> **WHAT NEEDS TO BE DONE**
Extract the full set of records, then give each one again exactly.

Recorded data
________________

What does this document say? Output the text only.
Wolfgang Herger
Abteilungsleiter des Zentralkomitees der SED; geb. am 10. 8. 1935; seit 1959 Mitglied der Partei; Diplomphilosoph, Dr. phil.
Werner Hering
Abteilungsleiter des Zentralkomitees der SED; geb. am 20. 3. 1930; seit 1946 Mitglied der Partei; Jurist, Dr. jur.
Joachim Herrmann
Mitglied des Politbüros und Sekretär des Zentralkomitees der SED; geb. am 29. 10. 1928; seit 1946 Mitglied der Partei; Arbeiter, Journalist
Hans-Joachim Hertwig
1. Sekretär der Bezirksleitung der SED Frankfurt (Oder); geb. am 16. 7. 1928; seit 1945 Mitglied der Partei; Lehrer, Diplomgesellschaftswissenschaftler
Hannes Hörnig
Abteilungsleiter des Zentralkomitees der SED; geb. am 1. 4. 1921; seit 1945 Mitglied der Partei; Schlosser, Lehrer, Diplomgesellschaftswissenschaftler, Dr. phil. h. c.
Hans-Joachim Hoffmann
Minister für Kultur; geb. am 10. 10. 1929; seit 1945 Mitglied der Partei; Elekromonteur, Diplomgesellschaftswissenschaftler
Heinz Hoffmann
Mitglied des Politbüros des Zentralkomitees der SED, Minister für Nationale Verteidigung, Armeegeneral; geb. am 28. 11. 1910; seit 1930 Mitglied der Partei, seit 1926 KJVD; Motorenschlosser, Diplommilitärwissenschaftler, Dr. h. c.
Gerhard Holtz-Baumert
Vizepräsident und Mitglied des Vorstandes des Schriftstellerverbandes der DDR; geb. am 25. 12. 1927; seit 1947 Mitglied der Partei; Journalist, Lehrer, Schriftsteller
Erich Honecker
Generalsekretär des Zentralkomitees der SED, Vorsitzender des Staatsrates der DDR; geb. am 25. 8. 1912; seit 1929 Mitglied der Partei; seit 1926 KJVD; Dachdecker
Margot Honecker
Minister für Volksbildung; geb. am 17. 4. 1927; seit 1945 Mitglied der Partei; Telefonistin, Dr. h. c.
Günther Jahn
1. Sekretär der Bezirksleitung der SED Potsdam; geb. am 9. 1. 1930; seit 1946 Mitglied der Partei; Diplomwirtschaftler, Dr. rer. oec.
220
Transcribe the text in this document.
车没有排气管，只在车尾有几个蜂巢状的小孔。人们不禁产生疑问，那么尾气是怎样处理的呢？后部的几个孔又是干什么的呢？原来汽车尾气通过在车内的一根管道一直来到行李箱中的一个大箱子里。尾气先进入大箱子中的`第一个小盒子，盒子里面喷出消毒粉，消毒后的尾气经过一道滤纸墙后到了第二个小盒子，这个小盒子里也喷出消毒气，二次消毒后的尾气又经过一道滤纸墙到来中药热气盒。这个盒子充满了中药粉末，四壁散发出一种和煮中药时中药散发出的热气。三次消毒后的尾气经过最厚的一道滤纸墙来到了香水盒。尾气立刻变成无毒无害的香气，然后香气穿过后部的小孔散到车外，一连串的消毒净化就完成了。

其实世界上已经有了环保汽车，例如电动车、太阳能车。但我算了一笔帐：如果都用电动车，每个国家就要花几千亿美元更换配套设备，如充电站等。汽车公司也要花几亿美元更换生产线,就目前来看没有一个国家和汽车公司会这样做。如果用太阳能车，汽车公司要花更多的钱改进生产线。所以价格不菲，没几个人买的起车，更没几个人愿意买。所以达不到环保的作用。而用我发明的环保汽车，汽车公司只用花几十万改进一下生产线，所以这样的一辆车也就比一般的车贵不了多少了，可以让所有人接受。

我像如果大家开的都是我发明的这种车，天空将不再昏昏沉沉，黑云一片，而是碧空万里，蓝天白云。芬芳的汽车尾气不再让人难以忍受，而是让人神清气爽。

________________

> **COMPLETE OUTPUT**
What does this document say? Output the text only.
Wolfgang Herger
Abteilungsleiter des Zentralkomitees der SED; geb. am 10. 8. 1935; seit 1959 Mitglied der Partei; Diplomphilosoph, Dr. phil.
Werner Hering
Abteilungsleiter des Zentralkomitees der SED; geb. am 20. 3. 1930; seit 1946 Mitglied der Partei; Jurist, Dr. jur.
Joachim Herrmann
Mitglied des Politbüros und Sekretär des Zentralkomitees der SED; geb. am 29. 10. 1928; seit 1946 Mitglied der Partei; Arbeiter, Journalist
Hans-Joachim Hertwig
1. Sekretär der Bezirksleitung der SED Frankfurt (Oder); geb. am 16. 7. 1928; seit 1945 Mitglied der Partei; Lehrer, Diplomgesellschaftswissenschaftler
Hannes Hörnig
Abteilungsleiter des Zentralkomitees der SED; geb. am 1. 4. 1921; seit 1945 Mitglied der Partei; Schlosser, Lehrer, Diplomgesellschaftswissenschaftler, Dr. phil. h. c.
Hans-Joachim Hoffmann
Minister für Kultur; geb. am 10. 10. 1929; seit 1945 Mitglied der Partei; Elekromonteur, Diplomgesellschaftswissenschaftler
Heinz Hoffmann
Mitglied des Politbüros des Zentralkomitees der SED, Minister für Nationale Verteidigung, Armeegeneral; geb. am 28. 11. 1910; seit 1930 Mitglied der Partei, seit 1926 KJVD; Motorenschlosser, Diplommilitärwissenschaftler, Dr. h. c.
Gerhard Holtz-Baumert
Vizepräsident und Mitglied des Vorstandes des Schriftstellerverbandes der DDR; geb. am 25. 12. 1927; seit 1947 Mitglied der Partei; Journalist, Lehrer, Schriftsteller
Erich Honecker
Generalsekretär des Zentralkomitees der SED, Vorsitzender des Staatsrates der DDR; geb. am 25. 8. 1912; seit 1929 Mitglied der Partei; seit 1926 KJVD; Dachdecker
Margot Honecker
Minister für Volksbildung; geb. am 17. 4. 1927; seit 1945 Mitglied der Partei; Telefonistin, Dr. h. c.
Günther Jahn
1. Sekretär der Bezirksleitung der SED Potsdam; geb. am 9. 1. 1930; seit 1946 Mitglied der Partei; Diplomwirtschaftler, Dr. rer. oec.
220
Transcribe the text in this document.
车没有排气管，只在车尾有几个蜂巢状的小孔。人们不禁产生疑问，那么尾气是怎样处理的呢？后部的几个孔又是干什么的呢？原来汽车尾气通过在车内的一根管道一直来到行李箱中的一个大箱子里。尾气先进入大箱子中的`第一个小盒子，盒子里面喷出消毒粉，消毒后的尾气经过一道滤纸墙后到了第二个小盒子，这个小盒子里也喷出消毒气，二次消毒后的尾气又经过一道滤纸墙到来中药热气盒。这个盒子充满了中药粉末，四壁散发出一种和煮中药时中药散发出的热气。三次消毒后的尾气经过最厚的一道滤纸墙来到了香水盒。尾气立刻变成无毒无害的香气，然后香气穿过后部的小孔散到车外，一连串的消毒净化就完成了。

其实世界上已经有了环保汽车，例如电动车、太阳能车。但我算了一笔帐：如果都用电动车，每个国家就要花几千亿美元更换配套设备，如充电站等。汽车公司也要花几亿美元更换生产线,就目前来看没有一个国家和汽车公司会这样做。如果用太阳能车，汽车公司要花更多的钱改进生产线。所以价格不菲，没几个人买的起车，更没几个人愿意买。所以达不到环保的作用。而用我发明的环保汽车，汽车公司只用花几十万改进一下生产线，所以这样的一辆车也就比一般的车贵不了多少了，可以让所有人接受。

我像如果大家开的都是我发明的这种车，天空将不再昏昏沉沉，黑云一片，而是碧空万里，蓝天白云。芬芳的汽车尾气不再让人难以忍受，而是让人神清气爽。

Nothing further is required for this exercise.